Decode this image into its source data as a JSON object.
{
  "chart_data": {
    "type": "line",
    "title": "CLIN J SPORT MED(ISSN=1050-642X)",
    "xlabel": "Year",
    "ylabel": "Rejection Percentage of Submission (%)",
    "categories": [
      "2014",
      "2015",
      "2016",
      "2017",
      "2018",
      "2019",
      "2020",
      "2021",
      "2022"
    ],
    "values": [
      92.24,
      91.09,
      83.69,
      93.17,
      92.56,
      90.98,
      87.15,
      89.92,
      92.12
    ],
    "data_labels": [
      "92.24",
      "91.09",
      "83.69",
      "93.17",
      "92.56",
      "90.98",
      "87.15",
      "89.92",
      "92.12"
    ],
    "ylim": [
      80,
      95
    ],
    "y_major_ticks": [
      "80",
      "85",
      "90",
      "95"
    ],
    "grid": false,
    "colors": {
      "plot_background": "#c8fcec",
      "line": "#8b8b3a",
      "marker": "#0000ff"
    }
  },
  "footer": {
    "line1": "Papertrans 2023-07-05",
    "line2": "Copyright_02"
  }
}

**Task to carry out**
Restate every record exactly, leaving nothing out.

**Output of the task**
Decode this image into its source data as a JSON object.
{
  "chart_data": {
    "type": "line",
    "title": "CLIN J SPORT MED(ISSN=1050-642X)",
    "xlabel": "Year",
    "ylabel": "Rejection Percentage of Submission (%)",
    "categories": [
      "2014",
      "2015",
      "2016",
      "2017",
      "2018",
      "2019",
      "2020",
      "2021",
      "2022"
    ],
    "values": [
      92.24,
      91.09,
      83.69,
      93.17,
      92.56,
      90.98,
      87.15,
      89.92,
      92.12
    ],
    "data_labels": [
      "92.24",
      "91.09",
      "83.69",
      "93.17",
      "92.56",
      "90.98",
      "87.15",
      "89.92",
      "92.12"
    ],
    "ylim": [
      80,
      95
    ],
    "y_major_ticks": [
      "80",
      "85",
      "90",
      "95"
    ],
    "grid": false,
    "colors": {
      "plot_background": "#c8fcec",
      "line": "#8b8b3a",
      "marker": "#0000ff"
    }
  },
  "footer": {
    "line1": "Papertrans 2023-07-05",
    "line2": "Copyright_02"
  }
}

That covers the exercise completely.